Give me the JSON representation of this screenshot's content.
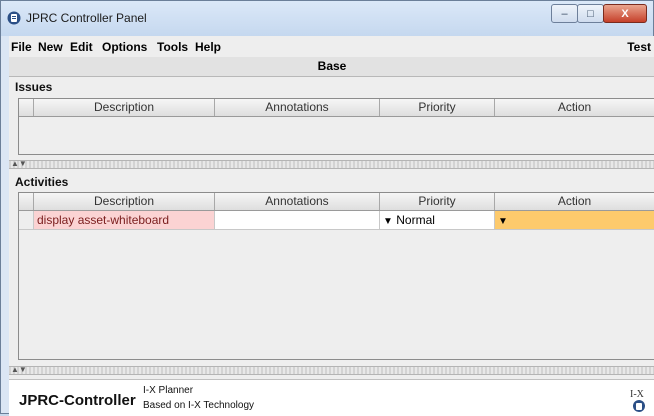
{
  "window": {
    "title": "JPRC Controller Panel",
    "minimize_glyph": "–",
    "maximize_glyph": "□",
    "close_glyph": "X"
  },
  "menubar": {
    "items": [
      "File",
      "New",
      "Edit",
      "Options",
      "Tools",
      "Help"
    ],
    "right_label": "Test"
  },
  "panel_title": "Base",
  "issues": {
    "label": "Issues",
    "columns": [
      "Description",
      "Annotations",
      "Priority",
      "Action"
    ],
    "rows": []
  },
  "activities": {
    "label": "Activities",
    "columns": [
      "Description",
      "Annotations",
      "Priority",
      "Action"
    ],
    "rows": [
      {
        "description": "display asset-whiteboard",
        "annotations": "",
        "priority": "Normal",
        "action": ""
      }
    ]
  },
  "footer": {
    "brand": "JPRC-Controller",
    "line1": "I-X Planner",
    "line2": "Based on I-X Technology",
    "logo_text": "I-X"
  },
  "colors": {
    "description_cell": "#fbd3d3",
    "action_cell": "#fdca6c",
    "titlebar": "#c5d8ef"
  },
  "icons": [
    "app-icon",
    "dropdown-triangle-icon",
    "splitter-arrows-icon",
    "ix-logo-icon"
  ]
}
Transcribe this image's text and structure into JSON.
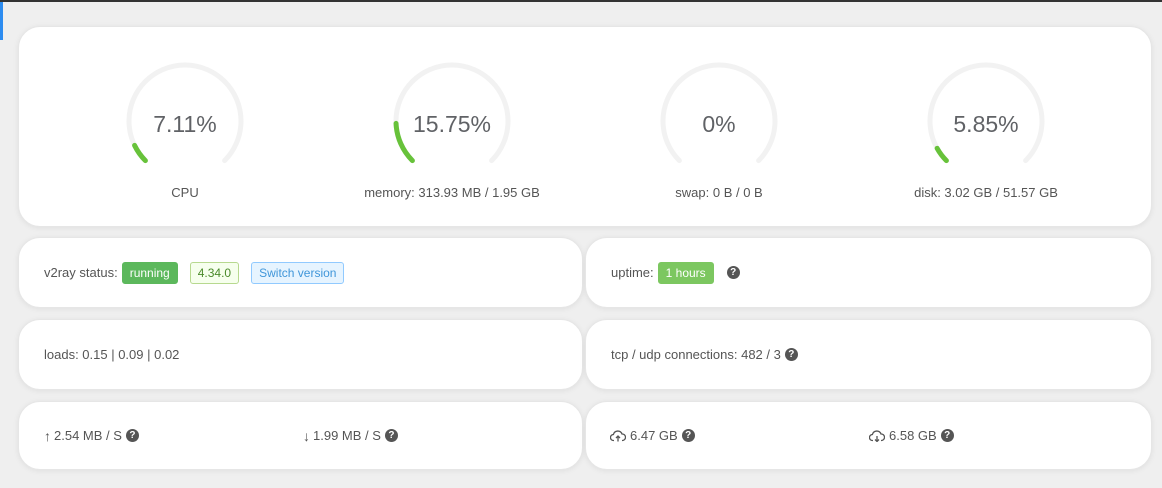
{
  "gauges": [
    {
      "value_text": "7.11%",
      "label": "CPU",
      "percent": 7.11
    },
    {
      "value_text": "15.75%",
      "label": "memory: 313.93 MB / 1.95 GB",
      "percent": 15.75
    },
    {
      "value_text": "0%",
      "label": "swap: 0 B / 0 B",
      "percent": 0
    },
    {
      "value_text": "5.85%",
      "label": "disk: 3.02 GB / 51.57 GB",
      "percent": 5.85
    }
  ],
  "colors": {
    "accent": "#67c23a",
    "track": "#f2f2f2"
  },
  "v2ray": {
    "label": "v2ray status:",
    "status": "running",
    "version": "4.34.0",
    "switch_label": "Switch version"
  },
  "uptime": {
    "label": "uptime:",
    "value": "1 hours"
  },
  "loads": {
    "text": "loads: 0.15 | 0.09 | 0.02"
  },
  "connections": {
    "text": "tcp / udp connections: 482 / 3"
  },
  "speed": {
    "up": "2.54 MB / S",
    "down": "1.99 MB / S"
  },
  "traffic": {
    "upload": "6.47 GB",
    "download": "6.58 GB"
  },
  "icons": {
    "help": "?",
    "up_arrow": "↑",
    "down_arrow": "↓"
  }
}
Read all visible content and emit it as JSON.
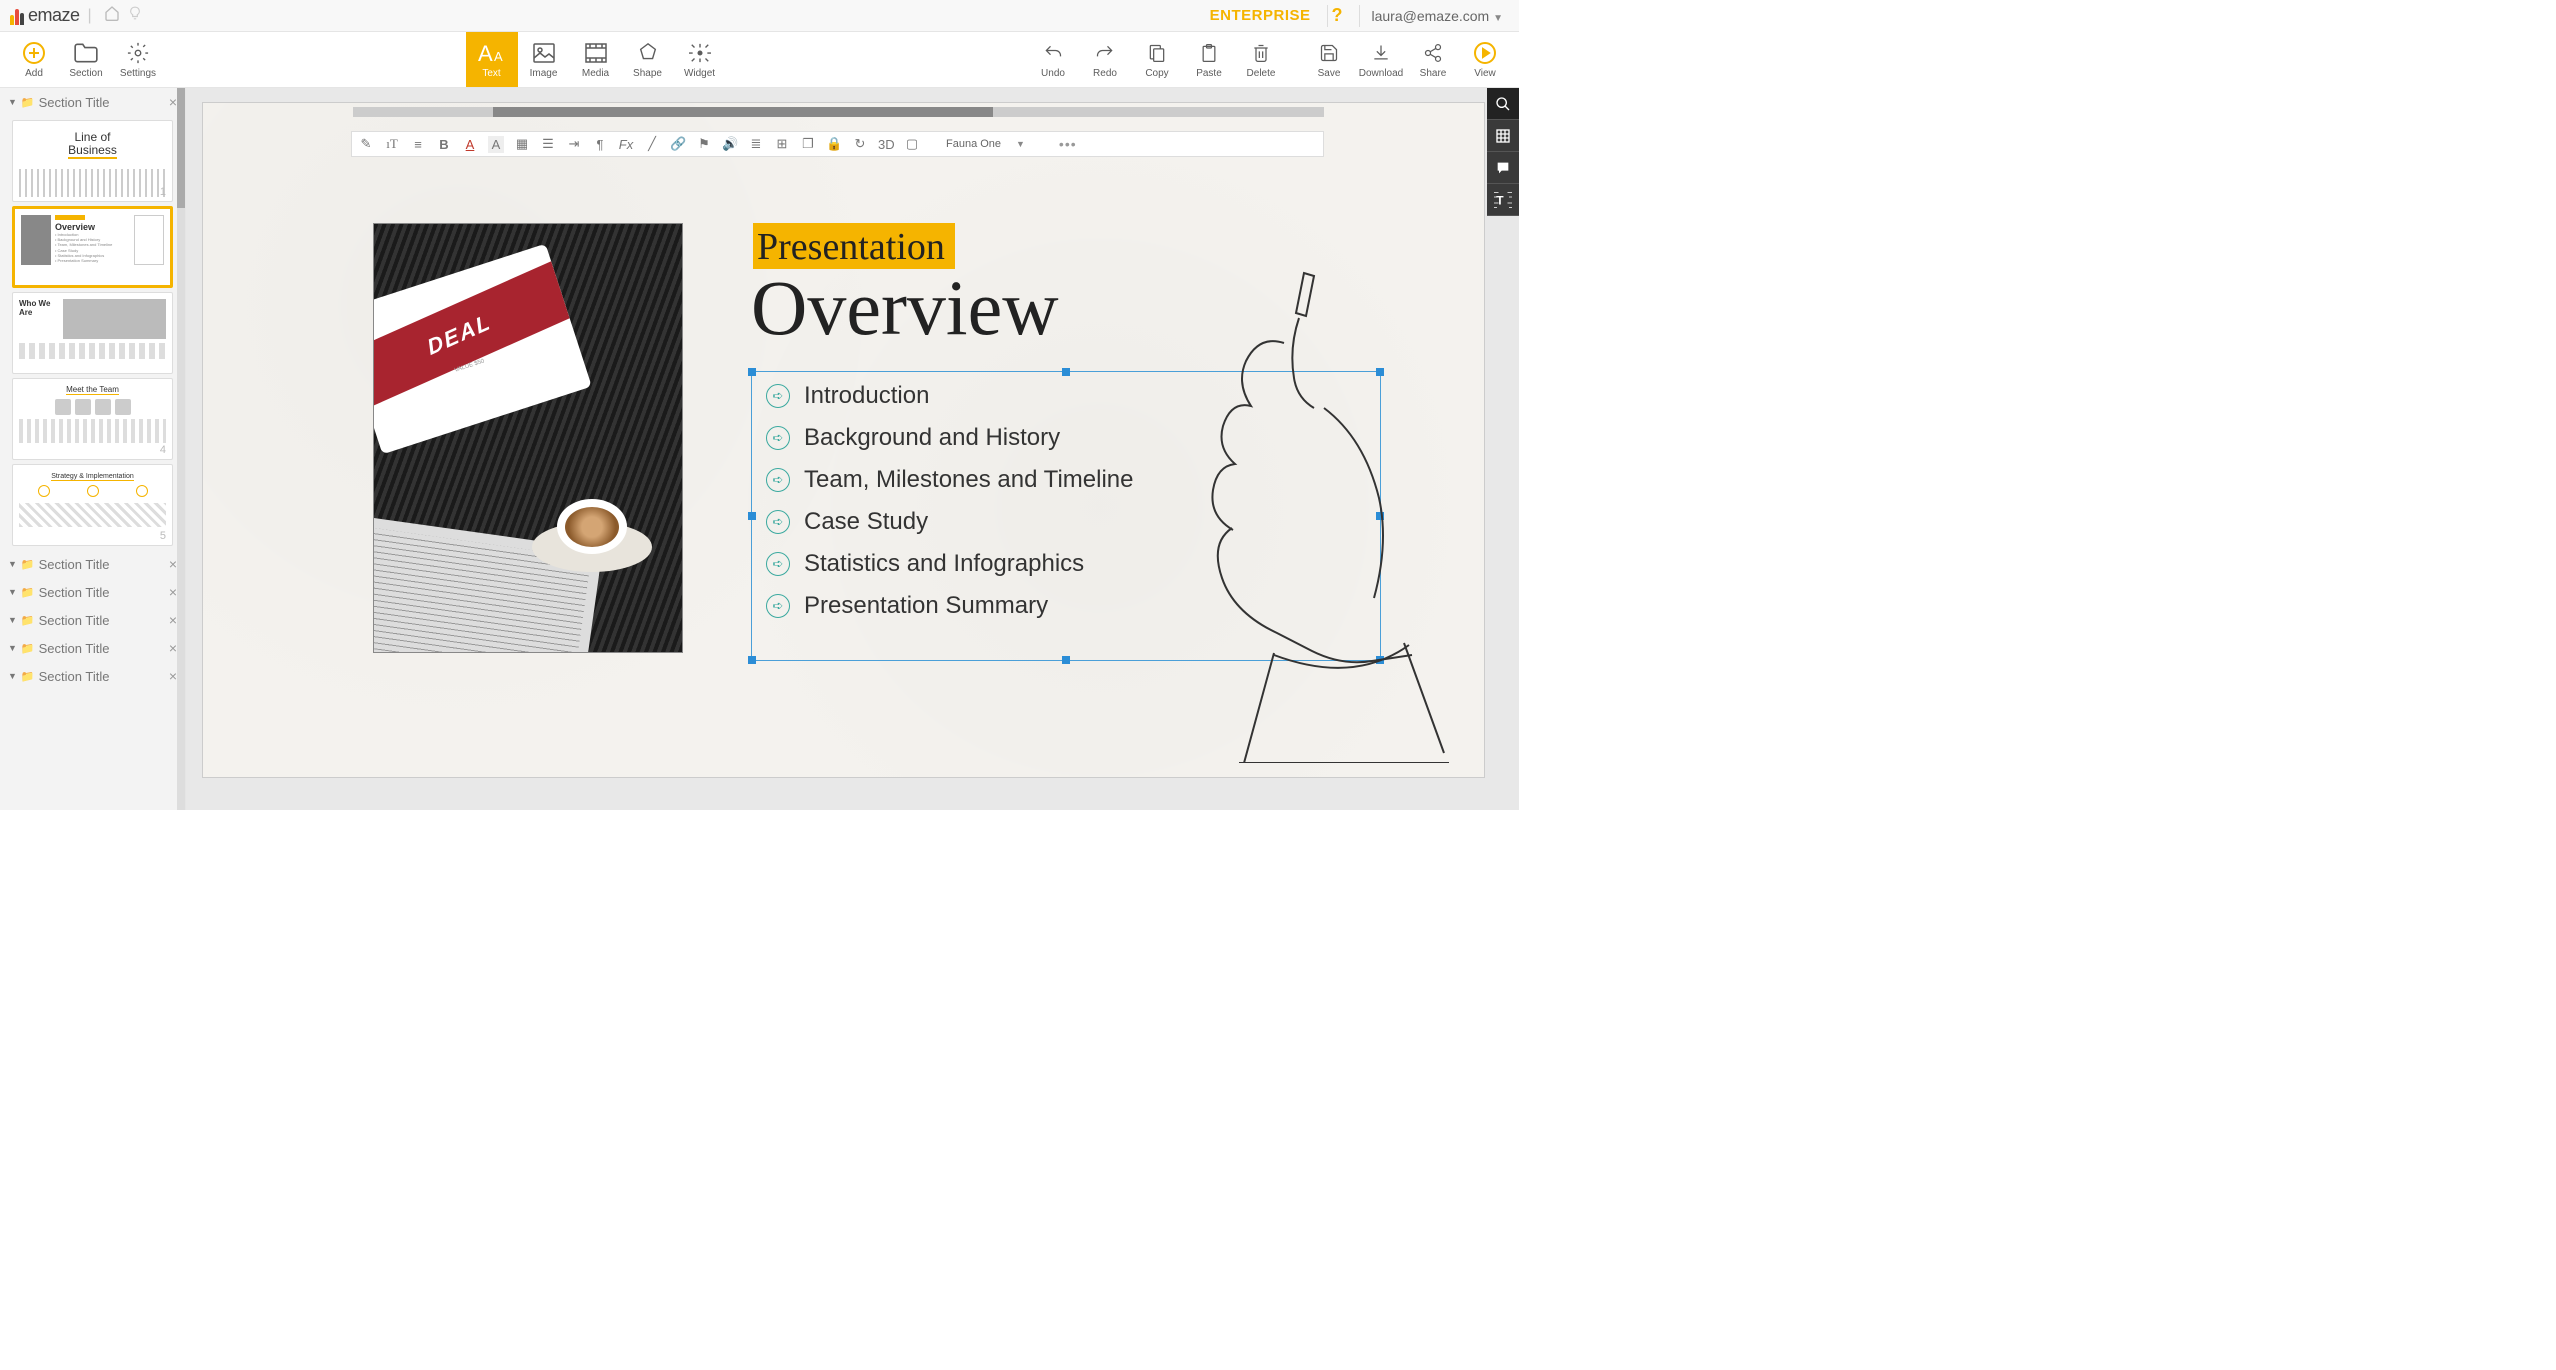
{
  "header": {
    "brand": "emaze",
    "plan": "ENTERPRISE",
    "help": "?",
    "user": "laura@emaze.com"
  },
  "toolbar": {
    "left": [
      {
        "id": "add",
        "label": "Add"
      },
      {
        "id": "section",
        "label": "Section"
      },
      {
        "id": "settings",
        "label": "Settings"
      }
    ],
    "center": [
      {
        "id": "text",
        "label": "Text",
        "active": true
      },
      {
        "id": "image",
        "label": "Image"
      },
      {
        "id": "media",
        "label": "Media"
      },
      {
        "id": "shape",
        "label": "Shape"
      },
      {
        "id": "widget",
        "label": "Widget"
      }
    ],
    "right": [
      {
        "id": "undo",
        "label": "Undo"
      },
      {
        "id": "redo",
        "label": "Redo"
      },
      {
        "id": "copy",
        "label": "Copy"
      },
      {
        "id": "paste",
        "label": "Paste"
      },
      {
        "id": "delete",
        "label": "Delete"
      },
      {
        "id": "save",
        "label": "Save"
      },
      {
        "id": "download",
        "label": "Download"
      },
      {
        "id": "share",
        "label": "Share"
      },
      {
        "id": "view",
        "label": "View"
      }
    ]
  },
  "sidebar": {
    "sections": [
      {
        "title": "Section Title",
        "expanded": true,
        "slides": [
          {
            "num": "1",
            "kind": "title",
            "line1": "Line of",
            "line2": "Business"
          },
          {
            "num": "",
            "kind": "overview",
            "label": "Overview",
            "active": true
          },
          {
            "num": "",
            "kind": "who",
            "label": "Who We Are"
          },
          {
            "num": "4",
            "kind": "team",
            "label": "Meet the Team"
          },
          {
            "num": "5",
            "kind": "strategy",
            "label": "Strategy & Implementation"
          }
        ]
      },
      {
        "title": "Section Title",
        "expanded": false
      },
      {
        "title": "Section Title",
        "expanded": false
      },
      {
        "title": "Section Title",
        "expanded": false
      },
      {
        "title": "Section Title",
        "expanded": false
      },
      {
        "title": "Section Title",
        "expanded": false
      }
    ]
  },
  "formatBar": {
    "font": "Fauna One",
    "threeD": "3D"
  },
  "slide": {
    "subtitle": "Presentation",
    "title": "Overview",
    "image_badge": "DEAL",
    "image_badge_sub": "VALUE $50",
    "bullets": [
      "Introduction",
      "Background and History",
      "Team, Milestones and Timeline",
      "Case Study",
      "Statistics and Infographics",
      "Presentation Summary"
    ]
  },
  "sideTools": {
    "items": [
      "search",
      "grid",
      "comments",
      "text-style"
    ]
  }
}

==========

» WHAT YOU HAVE TO DO:
Copy every record above exactly, leaving out the pictures.

» RESPONSE TO THIS TASK:
Give me the JSON representation of this screenshot's content.
{
  "window": {
    "title": "JPRC Controller Panel",
    "minimize_glyph": "–",
    "maximize_glyph": "□",
    "close_glyph": "X"
  },
  "menubar": {
    "items": [
      "File",
      "New",
      "Edit",
      "Options",
      "Tools",
      "Help"
    ],
    "right_label": "Test"
  },
  "panel_title": "Base",
  "issues": {
    "label": "Issues",
    "columns": [
      "Description",
      "Annotations",
      "Priority",
      "Action"
    ],
    "rows": []
  },
  "activities": {
    "label": "Activities",
    "columns": [
      "Description",
      "Annotations",
      "Priority",
      "Action"
    ],
    "rows": [
      {
        "description": "display asset-whiteboard",
        "annotations": "",
        "priority": "Normal",
        "action": ""
      }
    ]
  },
  "footer": {
    "brand": "JPRC-Controller",
    "line1": "I-X Planner",
    "line2": "Based on I-X Technology",
    "logo_text": "I-X"
  },
  "colors": {
    "description_cell": "#fbd3d3",
    "action_cell": "#fdca6c",
    "titlebar": "#c5d8ef"
  },
  "icons": [
    "app-icon",
    "dropdown-triangle-icon",
    "splitter-arrows-icon",
    "ix-logo-icon"
  ]
}
Transcribe this image's text and structure into JSON.
{
  "gauges": [
    {
      "value_text": "7.11%",
      "label": "CPU",
      "percent": 7.11
    },
    {
      "value_text": "15.75%",
      "label": "memory: 313.93 MB / 1.95 GB",
      "percent": 15.75
    },
    {
      "value_text": "0%",
      "label": "swap: 0 B / 0 B",
      "percent": 0
    },
    {
      "value_text": "5.85%",
      "label": "disk: 3.02 GB / 51.57 GB",
      "percent": 5.85
    }
  ],
  "colors": {
    "accent": "#67c23a",
    "track": "#f2f2f2"
  },
  "v2ray": {
    "label": "v2ray status:",
    "status": "running",
    "version": "4.34.0",
    "switch_label": "Switch version"
  },
  "uptime": {
    "label": "uptime:",
    "value": "1 hours"
  },
  "loads": {
    "text": "loads: 0.15 | 0.09 | 0.02"
  },
  "connections": {
    "text": "tcp / udp connections: 482 / 3"
  },
  "speed": {
    "up": "2.54 MB / S",
    "down": "1.99 MB / S"
  },
  "traffic": {
    "upload": "6.47 GB",
    "download": "6.58 GB"
  },
  "icons": {
    "help": "?",
    "up_arrow": "↑",
    "down_arrow": "↓"
  }
}
Read all visible content and emit it as JSON.
{
  "header": {
    "brand": "emaze",
    "plan": "ENTERPRISE",
    "help": "?",
    "user": "laura@emaze.com"
  },
  "toolbar": {
    "left": [
      {
        "id": "add",
        "label": "Add"
      },
      {
        "id": "section",
        "label": "Section"
      },
      {
        "id": "settings",
        "label": "Settings"
      }
    ],
    "center": [
      {
        "id": "text",
        "label": "Text",
        "active": true
      },
      {
        "id": "image",
        "label": "Image"
      },
      {
        "id": "media",
        "label": "Media"
      },
      {
        "id": "shape",
        "label": "Shape"
      },
      {
        "id": "widget",
        "label": "Widget"
      }
    ],
    "right": [
      {
        "id": "undo",
        "label": "Undo"
      },
      {
        "id": "redo",
        "label": "Redo"
      },
      {
        "id": "copy",
        "label": "Copy"
      },
      {
        "id": "paste",
        "label": "Paste"
      },
      {
        "id": "delete",
        "label": "Delete"
      },
      {
        "id": "save",
        "label": "Save"
      },
      {
        "id": "download",
        "label": "Download"
      },
      {
        "id": "share",
        "label": "Share"
      },
      {
        "id": "view",
        "label": "View"
      }
    ]
  },
  "sidebar": {
    "sections": [
      {
        "title": "Section Title",
        "expanded": true,
        "slides": [
          {
            "num": "1",
            "kind": "title",
            "line1": "Line of",
            "line2": "Business"
          },
          {
            "num": "",
            "kind": "overview",
            "label": "Overview",
            "active": true
          },
          {
            "num": "",
            "kind": "who",
            "label": "Who We Are"
          },
          {
            "num": "4",
            "kind": "team",
            "label": "Meet the Team"
          },
          {
            "num": "5",
            "kind": "strategy",
            "label": "Strategy & Implementation"
          }
        ]
      },
      {
        "title": "Section Title",
        "expanded": false
      },
      {
        "title": "Section Title",
        "expanded": false
      },
      {
        "title": "Section Title",
        "expanded": false
      },
      {
        "title": "Section Title",
        "expanded": false
      },
      {
        "title": "Section Title",
        "expanded": false
      }
    ]
  },
  "formatBar": {
    "font": "Fauna One",
    "threeD": "3D"
  },
  "slide": {
    "subtitle": "Presentation",
    "title": "Overview",
    "image_badge": "DEAL",
    "image_badge_sub": "VALUE $50",
    "bullets": [
      "Introduction",
      "Background and History",
      "Team, Milestones and Timeline",
      "Case Study",
      "Statistics and Infographics",
      "Presentation Summary"
    ]
  },
  "sideTools": {
    "items": [
      "search",
      "grid",
      "comments",
      "text-style"
    ]
  }
}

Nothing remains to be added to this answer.